Stored dataset items
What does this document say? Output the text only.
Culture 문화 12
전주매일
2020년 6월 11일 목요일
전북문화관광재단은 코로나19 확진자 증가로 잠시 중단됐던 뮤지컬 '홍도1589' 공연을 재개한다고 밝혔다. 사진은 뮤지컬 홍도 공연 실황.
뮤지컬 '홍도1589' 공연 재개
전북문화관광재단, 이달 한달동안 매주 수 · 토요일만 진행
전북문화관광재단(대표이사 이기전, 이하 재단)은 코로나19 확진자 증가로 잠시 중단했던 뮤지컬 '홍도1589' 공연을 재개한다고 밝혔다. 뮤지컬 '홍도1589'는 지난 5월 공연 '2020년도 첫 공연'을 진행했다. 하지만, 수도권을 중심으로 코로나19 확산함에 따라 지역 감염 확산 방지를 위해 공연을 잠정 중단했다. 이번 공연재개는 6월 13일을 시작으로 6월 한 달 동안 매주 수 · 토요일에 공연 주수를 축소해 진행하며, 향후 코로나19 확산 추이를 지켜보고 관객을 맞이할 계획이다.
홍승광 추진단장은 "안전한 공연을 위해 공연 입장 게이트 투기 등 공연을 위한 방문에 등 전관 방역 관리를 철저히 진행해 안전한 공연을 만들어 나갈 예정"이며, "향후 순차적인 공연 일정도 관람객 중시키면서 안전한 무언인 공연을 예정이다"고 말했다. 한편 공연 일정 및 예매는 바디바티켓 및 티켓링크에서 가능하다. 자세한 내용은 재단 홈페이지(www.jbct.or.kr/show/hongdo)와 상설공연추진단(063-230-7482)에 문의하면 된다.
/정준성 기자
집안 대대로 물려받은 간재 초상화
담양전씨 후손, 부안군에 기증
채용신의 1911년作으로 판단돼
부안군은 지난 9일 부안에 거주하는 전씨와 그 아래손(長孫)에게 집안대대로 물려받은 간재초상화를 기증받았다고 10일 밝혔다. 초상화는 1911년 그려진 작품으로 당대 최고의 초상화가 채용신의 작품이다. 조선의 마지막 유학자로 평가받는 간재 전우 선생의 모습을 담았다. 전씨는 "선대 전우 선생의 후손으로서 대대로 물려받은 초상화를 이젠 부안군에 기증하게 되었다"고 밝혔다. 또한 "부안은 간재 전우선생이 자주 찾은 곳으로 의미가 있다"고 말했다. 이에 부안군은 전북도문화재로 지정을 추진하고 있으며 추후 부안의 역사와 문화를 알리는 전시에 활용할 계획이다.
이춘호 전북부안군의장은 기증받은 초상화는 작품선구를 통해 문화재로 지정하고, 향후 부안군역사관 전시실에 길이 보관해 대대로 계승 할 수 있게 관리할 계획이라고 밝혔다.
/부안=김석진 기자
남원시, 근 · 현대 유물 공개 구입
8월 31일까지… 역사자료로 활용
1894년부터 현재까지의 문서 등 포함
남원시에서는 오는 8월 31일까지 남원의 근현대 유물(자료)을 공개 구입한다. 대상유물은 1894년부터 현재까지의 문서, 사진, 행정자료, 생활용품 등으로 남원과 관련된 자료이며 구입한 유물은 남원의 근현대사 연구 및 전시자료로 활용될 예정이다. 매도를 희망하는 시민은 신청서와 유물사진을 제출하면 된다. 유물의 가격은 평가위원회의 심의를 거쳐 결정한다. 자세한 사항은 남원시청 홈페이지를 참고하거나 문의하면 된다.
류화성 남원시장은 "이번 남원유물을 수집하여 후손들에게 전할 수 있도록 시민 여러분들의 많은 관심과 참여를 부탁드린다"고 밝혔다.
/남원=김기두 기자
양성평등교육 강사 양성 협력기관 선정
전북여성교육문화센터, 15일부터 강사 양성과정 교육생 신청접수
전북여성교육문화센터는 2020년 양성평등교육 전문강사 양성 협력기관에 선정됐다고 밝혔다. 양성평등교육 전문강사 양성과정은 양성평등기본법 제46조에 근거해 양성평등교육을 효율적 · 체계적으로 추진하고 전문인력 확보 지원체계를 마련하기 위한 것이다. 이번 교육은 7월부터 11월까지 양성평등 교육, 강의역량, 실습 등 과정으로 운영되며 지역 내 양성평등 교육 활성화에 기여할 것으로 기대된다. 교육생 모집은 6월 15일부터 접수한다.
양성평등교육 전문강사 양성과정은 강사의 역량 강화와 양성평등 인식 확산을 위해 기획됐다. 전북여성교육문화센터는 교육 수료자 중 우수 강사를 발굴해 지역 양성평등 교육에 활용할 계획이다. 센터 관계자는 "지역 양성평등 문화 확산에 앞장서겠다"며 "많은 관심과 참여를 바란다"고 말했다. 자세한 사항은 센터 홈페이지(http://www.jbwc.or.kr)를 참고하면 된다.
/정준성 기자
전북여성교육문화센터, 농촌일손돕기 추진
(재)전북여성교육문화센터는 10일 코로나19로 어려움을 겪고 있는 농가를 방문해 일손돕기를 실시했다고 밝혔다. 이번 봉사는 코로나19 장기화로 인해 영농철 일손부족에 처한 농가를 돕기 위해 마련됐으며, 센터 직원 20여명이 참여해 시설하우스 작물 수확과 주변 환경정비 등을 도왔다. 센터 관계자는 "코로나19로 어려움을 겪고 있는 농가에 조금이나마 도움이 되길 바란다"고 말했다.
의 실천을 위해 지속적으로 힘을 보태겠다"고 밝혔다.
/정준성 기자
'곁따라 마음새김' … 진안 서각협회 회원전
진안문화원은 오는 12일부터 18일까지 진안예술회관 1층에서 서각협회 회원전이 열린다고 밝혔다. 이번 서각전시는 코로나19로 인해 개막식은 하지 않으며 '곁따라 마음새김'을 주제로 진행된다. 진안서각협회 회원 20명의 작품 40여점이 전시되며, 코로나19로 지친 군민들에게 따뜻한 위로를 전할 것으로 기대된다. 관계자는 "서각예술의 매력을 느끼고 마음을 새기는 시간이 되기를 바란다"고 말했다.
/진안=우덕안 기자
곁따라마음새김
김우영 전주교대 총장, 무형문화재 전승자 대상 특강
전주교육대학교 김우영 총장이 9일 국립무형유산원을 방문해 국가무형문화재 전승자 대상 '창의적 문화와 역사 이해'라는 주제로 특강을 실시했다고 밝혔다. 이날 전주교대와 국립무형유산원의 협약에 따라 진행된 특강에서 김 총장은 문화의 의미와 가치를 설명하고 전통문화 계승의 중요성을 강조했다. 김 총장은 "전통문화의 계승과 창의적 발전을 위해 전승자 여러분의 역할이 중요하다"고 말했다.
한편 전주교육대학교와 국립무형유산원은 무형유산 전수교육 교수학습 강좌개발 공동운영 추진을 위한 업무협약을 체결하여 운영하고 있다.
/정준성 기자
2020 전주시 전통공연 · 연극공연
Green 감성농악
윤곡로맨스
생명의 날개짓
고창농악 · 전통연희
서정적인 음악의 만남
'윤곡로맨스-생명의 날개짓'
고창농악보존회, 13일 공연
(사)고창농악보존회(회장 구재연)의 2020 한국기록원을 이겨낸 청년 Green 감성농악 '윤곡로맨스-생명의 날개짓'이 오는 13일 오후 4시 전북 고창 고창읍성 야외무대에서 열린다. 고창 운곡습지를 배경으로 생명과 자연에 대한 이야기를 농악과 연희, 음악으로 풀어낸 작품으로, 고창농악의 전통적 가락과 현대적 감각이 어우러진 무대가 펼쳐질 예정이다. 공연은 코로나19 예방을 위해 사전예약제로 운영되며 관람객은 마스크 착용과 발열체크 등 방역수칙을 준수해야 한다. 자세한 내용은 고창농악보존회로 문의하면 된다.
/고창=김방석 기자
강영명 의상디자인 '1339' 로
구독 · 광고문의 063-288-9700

WHAT TO DO: Every record shown above should be written out again exactly.

FULL SOLUTION:
What does this document say? Output the text only.
Culture 문화 12
전주매일
2020년 6월 11일 목요일
전북문화관광재단은 코로나19 확진자 증가로 잠시 중단됐던 뮤지컬 '홍도1589' 공연을 재개한다고 밝혔다. 사진은 뮤지컬 홍도 공연 실황.
뮤지컬 '홍도1589' 공연 재개
전북문화관광재단, 이달 한달동안 매주 수 · 토요일만 진행
전북문화관광재단(대표이사 이기전, 이하 재단)은 코로나19 확진자 증가로 잠시 중단했던 뮤지컬 '홍도1589' 공연을 재개한다고 밝혔다. 뮤지컬 '홍도1589'는 지난 5월 공연 '2020년도 첫 공연'을 진행했다. 하지만, 수도권을 중심으로 코로나19 확산함에 따라 지역 감염 확산 방지를 위해 공연을 잠정 중단했다. 이번 공연재개는 6월 13일을 시작으로 6월 한 달 동안 매주 수 · 토요일에 공연 주수를 축소해 진행하며, 향후 코로나19 확산 추이를 지켜보고 관객을 맞이할 계획이다.
홍승광 추진단장은 "안전한 공연을 위해 공연 입장 게이트 투기 등 공연을 위한 방문에 등 전관 방역 관리를 철저히 진행해 안전한 공연을 만들어 나갈 예정"이며, "향후 순차적인 공연 일정도 관람객 중시키면서 안전한 무언인 공연을 예정이다"고 말했다. 한편 공연 일정 및 예매는 바디바티켓 및 티켓링크에서 가능하다. 자세한 내용은 재단 홈페이지(www.jbct.or.kr/show/hongdo)와 상설공연추진단(063-230-7482)에 문의하면 된다.
/정준성 기자
집안 대대로 물려받은 간재 초상화
담양전씨 후손, 부안군에 기증
채용신의 1911년作으로 판단돼
부안군은 지난 9일 부안에 거주하는 전씨와 그 아래손(長孫)에게 집안대대로 물려받은 간재초상화를 기증받았다고 10일 밝혔다. 초상화는 1911년 그려진 작품으로 당대 최고의 초상화가 채용신의 작품이다. 조선의 마지막 유학자로 평가받는 간재 전우 선생의 모습을 담았다. 전씨는 "선대 전우 선생의 후손으로서 대대로 물려받은 초상화를 이젠 부안군에 기증하게 되었다"고 밝혔다. 또한 "부안은 간재 전우선생이 자주 찾은 곳으로 의미가 있다"고 말했다. 이에 부안군은 전북도문화재로 지정을 추진하고 있으며 추후 부안의 역사와 문화를 알리는 전시에 활용할 계획이다.
이춘호 전북부안군의장은 기증받은 초상화는 작품선구를 통해 문화재로 지정하고, 향후 부안군역사관 전시실에 길이 보관해 대대로 계승 할 수 있게 관리할 계획이라고 밝혔다.
/부안=김석진 기자
남원시, 근 · 현대 유물 공개 구입
8월 31일까지… 역사자료로 활용
1894년부터 현재까지의 문서 등 포함
남원시에서는 오는 8월 31일까지 남원의 근현대 유물(자료)을 공개 구입한다. 대상유물은 1894년부터 현재까지의 문서, 사진, 행정자료, 생활용품 등으로 남원과 관련된 자료이며 구입한 유물은 남원의 근현대사 연구 및 전시자료로 활용될 예정이다. 매도를 희망하는 시민은 신청서와 유물사진을 제출하면 된다. 유물의 가격은 평가위원회의 심의를 거쳐 결정한다. 자세한 사항은 남원시청 홈페이지를 참고하거나 문의하면 된다.
류화성 남원시장은 "이번 남원유물을 수집하여 후손들에게 전할 수 있도록 시민 여러분들의 많은 관심과 참여를 부탁드린다"고 밝혔다.
/남원=김기두 기자
양성평등교육 강사 양성 협력기관 선정
전북여성교육문화센터, 15일부터 강사 양성과정 교육생 신청접수
전북여성교육문화센터는 2020년 양성평등교육 전문강사 양성 협력기관에 선정됐다고 밝혔다. 양성평등교육 전문강사 양성과정은 양성평등기본법 제46조에 근거해 양성평등교육을 효율적 · 체계적으로 추진하고 전문인력 확보 지원체계를 마련하기 위한 것이다. 이번 교육은 7월부터 11월까지 양성평등 교육, 강의역량, 실습 등 과정으로 운영되며 지역 내 양성평등 교육 활성화에 기여할 것으로 기대된다. 교육생 모집은 6월 15일부터 접수한다.
양성평등교육 전문강사 양성과정은 강사의 역량 강화와 양성평등 인식 확산을 위해 기획됐다. 전북여성교육문화센터는 교육 수료자 중 우수 강사를 발굴해 지역 양성평등 교육에 활용할 계획이다. 센터 관계자는 "지역 양성평등 문화 확산에 앞장서겠다"며 "많은 관심과 참여를 바란다"고 말했다. 자세한 사항은 센터 홈페이지(http://www.jbwc.or.kr)를 참고하면 된다.
/정준성 기자
전북여성교육문화센터, 농촌일손돕기 추진
(재)전북여성교육문화센터는 10일 코로나19로 어려움을 겪고 있는 농가를 방문해 일손돕기를 실시했다고 밝혔다. 이번 봉사는 코로나19 장기화로 인해 영농철 일손부족에 처한 농가를 돕기 위해 마련됐으며, 센터 직원 20여명이 참여해 시설하우스 작물 수확과 주변 환경정비 등을 도왔다. 센터 관계자는 "코로나19로 어려움을 겪고 있는 농가에 조금이나마 도움이 되길 바란다"고 말했다.
의 실천을 위해 지속적으로 힘을 보태겠다"고 밝혔다.
/정준성 기자
'곁따라 마음새김' … 진안 서각협회 회원전
진안문화원은 오는 12일부터 18일까지 진안예술회관 1층에서 서각협회 회원전이 열린다고 밝혔다. 이번 서각전시는 코로나19로 인해 개막식은 하지 않으며 '곁따라 마음새김'을 주제로 진행된다. 진안서각협회 회원 20명의 작품 40여점이 전시되며, 코로나19로 지친 군민들에게 따뜻한 위로를 전할 것으로 기대된다. 관계자는 "서각예술의 매력을 느끼고 마음을 새기는 시간이 되기를 바란다"고 말했다.
/진안=우덕안 기자
곁따라마음새김
김우영 전주교대 총장, 무형문화재 전승자 대상 특강
전주교육대학교 김우영 총장이 9일 국립무형유산원을 방문해 국가무형문화재 전승자 대상 '창의적 문화와 역사 이해'라는 주제로 특강을 실시했다고 밝혔다. 이날 전주교대와 국립무형유산원의 협약에 따라 진행된 특강에서 김 총장은 문화의 의미와 가치를 설명하고 전통문화 계승의 중요성을 강조했다. 김 총장은 "전통문화의 계승과 창의적 발전을 위해 전승자 여러분의 역할이 중요하다"고 말했다.
한편 전주교육대학교와 국립무형유산원은 무형유산 전수교육 교수학습 강좌개발 공동운영 추진을 위한 업무협약을 체결하여 운영하고 있다.
/정준성 기자
2020 전주시 전통공연 · 연극공연
Green 감성농악
윤곡로맨스
생명의 날개짓
고창농악 · 전통연희
서정적인 음악의 만남
'윤곡로맨스-생명의 날개짓'
고창농악보존회, 13일 공연
(사)고창농악보존회(회장 구재연)의 2020 한국기록원을 이겨낸 청년 Green 감성농악 '윤곡로맨스-생명의 날개짓'이 오는 13일 오후 4시 전북 고창 고창읍성 야외무대에서 열린다. 고창 운곡습지를 배경으로 생명과 자연에 대한 이야기를 농악과 연희, 음악으로 풀어낸 작품으로, 고창농악의 전통적 가락과 현대적 감각이 어우러진 무대가 펼쳐질 예정이다. 공연은 코로나19 예방을 위해 사전예약제로 운영되며 관람객은 마스크 착용과 발열체크 등 방역수칙을 준수해야 한다. 자세한 내용은 고창농악보존회로 문의하면 된다.
/고창=김방석 기자
강영명 의상디자인 '1339' 로
구독 · 광고문의 063-288-9700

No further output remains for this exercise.